CHALLENGE:
Copy all the entries below exactly, but not the pictures.

[Rows from a figure dataset]
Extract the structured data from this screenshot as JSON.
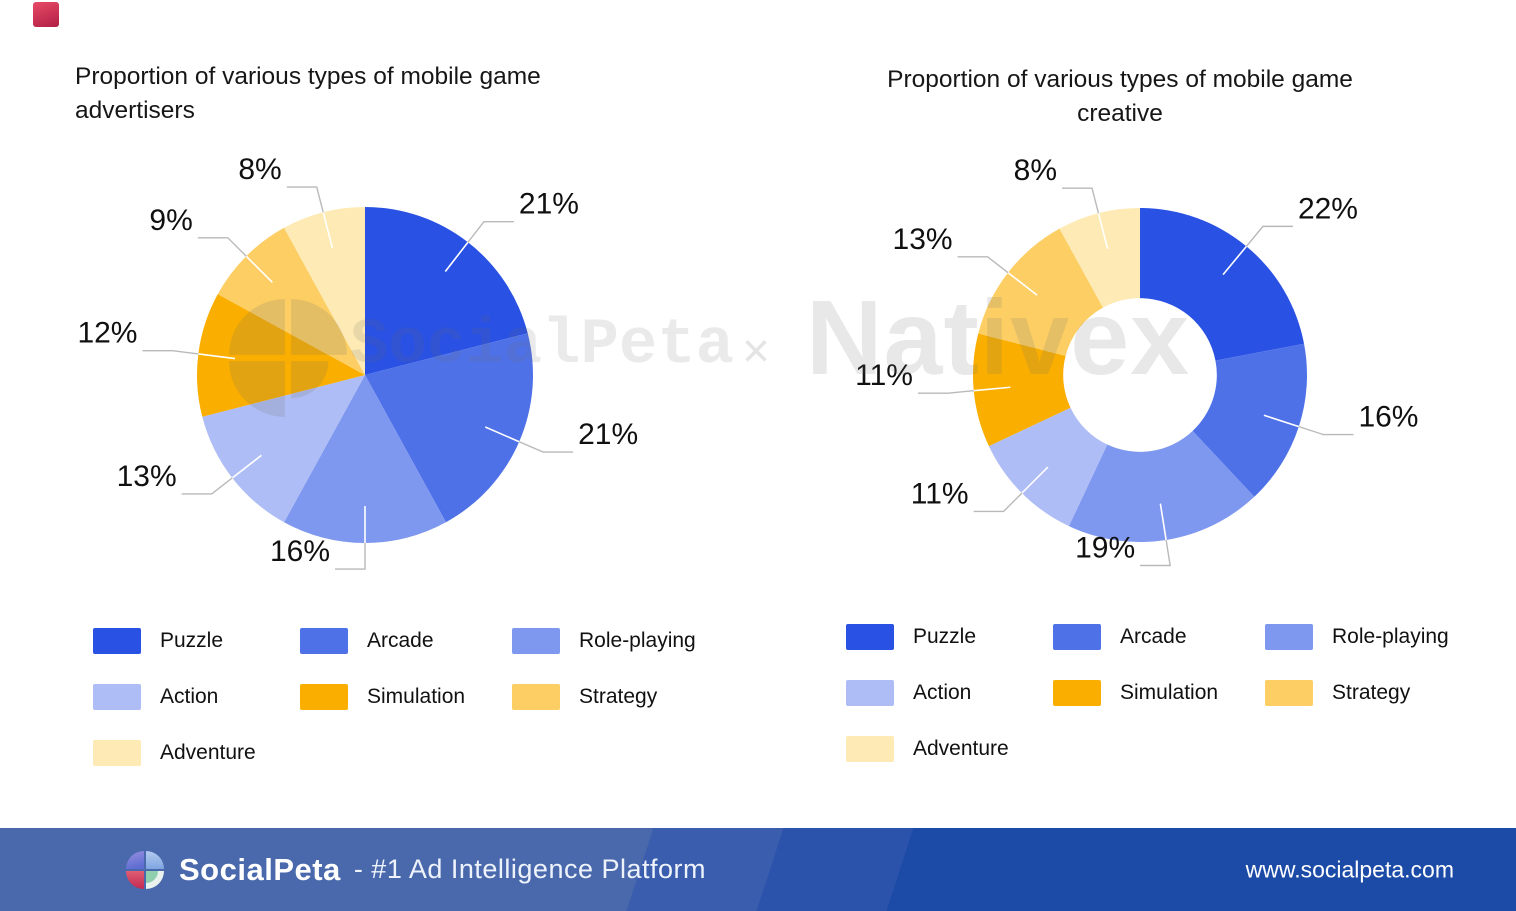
{
  "charts": [
    {
      "title_line1": "Proportion of various types of mobile game",
      "title_line2": "advertisers"
    },
    {
      "title_line1": "Proportion of various types of mobile game",
      "title_line2": "creative"
    }
  ],
  "chart_data": [
    {
      "type": "pie",
      "title": "Proportion of various types of mobile game advertisers",
      "categories": [
        "Puzzle",
        "Arcade",
        "Role-playing",
        "Action",
        "Simulation",
        "Strategy",
        "Adventure"
      ],
      "values": [
        21,
        21,
        16,
        13,
        12,
        9,
        8
      ],
      "labels": [
        "21%",
        "21%",
        "16%",
        "13%",
        "12%",
        "9%",
        "8%"
      ],
      "unit": "%",
      "donut": false,
      "inner_ratio": 0,
      "start_angle": "top",
      "direction": "clockwise",
      "colors": [
        "#2951e3",
        "#4e71e8",
        "#7e97ef",
        "#aebdf5",
        "#f9ae00",
        "#fcce63",
        "#fdeab4"
      ],
      "legend_position": "bottom"
    },
    {
      "type": "pie",
      "title": "Proportion of various types of mobile game creative",
      "categories": [
        "Puzzle",
        "Arcade",
        "Role-playing",
        "Action",
        "Simulation",
        "Strategy",
        "Adventure"
      ],
      "values": [
        22,
        16,
        19,
        11,
        11,
        13,
        8
      ],
      "labels": [
        "22%",
        "16%",
        "19%",
        "11%",
        "11%",
        "13%",
        "8%"
      ],
      "unit": "%",
      "donut": true,
      "inner_ratio": 0.46,
      "start_angle": "top",
      "direction": "clockwise",
      "colors": [
        "#2951e3",
        "#4e71e8",
        "#7e97ef",
        "#aebdf5",
        "#f9ae00",
        "#fcce63",
        "#fdeab4"
      ],
      "legend_position": "bottom"
    }
  ],
  "legend": {
    "items": [
      {
        "label": "Puzzle",
        "color": "#2951e3"
      },
      {
        "label": "Arcade",
        "color": "#4e71e8"
      },
      {
        "label": "Role-playing",
        "color": "#7e97ef"
      },
      {
        "label": "Action",
        "color": "#aebdf5"
      },
      {
        "label": "Simulation",
        "color": "#f9ae00"
      },
      {
        "label": "Strategy",
        "color": "#fcce63"
      },
      {
        "label": "Adventure",
        "color": "#fdeab4"
      }
    ]
  },
  "watermark": {
    "text_left": "SocialPeta",
    "separator": "×",
    "text_right": "Nativex"
  },
  "footer": {
    "brand": "SocialPeta",
    "tagline": "- #1 Ad Intelligence Platform",
    "url": "www.socialpeta.com"
  }
}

WRITTEN ANSWER:
Extract the structured data from this screenshot as JSON.
{
  "charts": [
    {
      "title_line1": "Proportion of various types of mobile game",
      "title_line2": "advertisers"
    },
    {
      "title_line1": "Proportion of various types of mobile game",
      "title_line2": "creative"
    }
  ],
  "chart_data": [
    {
      "type": "pie",
      "title": "Proportion of various types of mobile game advertisers",
      "categories": [
        "Puzzle",
        "Arcade",
        "Role-playing",
        "Action",
        "Simulation",
        "Strategy",
        "Adventure"
      ],
      "values": [
        21,
        21,
        16,
        13,
        12,
        9,
        8
      ],
      "labels": [
        "21%",
        "21%",
        "16%",
        "13%",
        "12%",
        "9%",
        "8%"
      ],
      "unit": "%",
      "donut": false,
      "inner_ratio": 0,
      "start_angle": "top",
      "direction": "clockwise",
      "colors": [
        "#2951e3",
        "#4e71e8",
        "#7e97ef",
        "#aebdf5",
        "#f9ae00",
        "#fcce63",
        "#fdeab4"
      ],
      "legend_position": "bottom"
    },
    {
      "type": "pie",
      "title": "Proportion of various types of mobile game creative",
      "categories": [
        "Puzzle",
        "Arcade",
        "Role-playing",
        "Action",
        "Simulation",
        "Strategy",
        "Adventure"
      ],
      "values": [
        22,
        16,
        19,
        11,
        11,
        13,
        8
      ],
      "labels": [
        "22%",
        "16%",
        "19%",
        "11%",
        "11%",
        "13%",
        "8%"
      ],
      "unit": "%",
      "donut": true,
      "inner_ratio": 0.46,
      "start_angle": "top",
      "direction": "clockwise",
      "colors": [
        "#2951e3",
        "#4e71e8",
        "#7e97ef",
        "#aebdf5",
        "#f9ae00",
        "#fcce63",
        "#fdeab4"
      ],
      "legend_position": "bottom"
    }
  ],
  "legend": {
    "items": [
      {
        "label": "Puzzle",
        "color": "#2951e3"
      },
      {
        "label": "Arcade",
        "color": "#4e71e8"
      },
      {
        "label": "Role-playing",
        "color": "#7e97ef"
      },
      {
        "label": "Action",
        "color": "#aebdf5"
      },
      {
        "label": "Simulation",
        "color": "#f9ae00"
      },
      {
        "label": "Strategy",
        "color": "#fcce63"
      },
      {
        "label": "Adventure",
        "color": "#fdeab4"
      }
    ]
  },
  "watermark": {
    "text_left": "SocialPeta",
    "separator": "×",
    "text_right": "Nativex"
  },
  "footer": {
    "brand": "SocialPeta",
    "tagline": "- #1 Ad Intelligence Platform",
    "url": "www.socialpeta.com"
  }
}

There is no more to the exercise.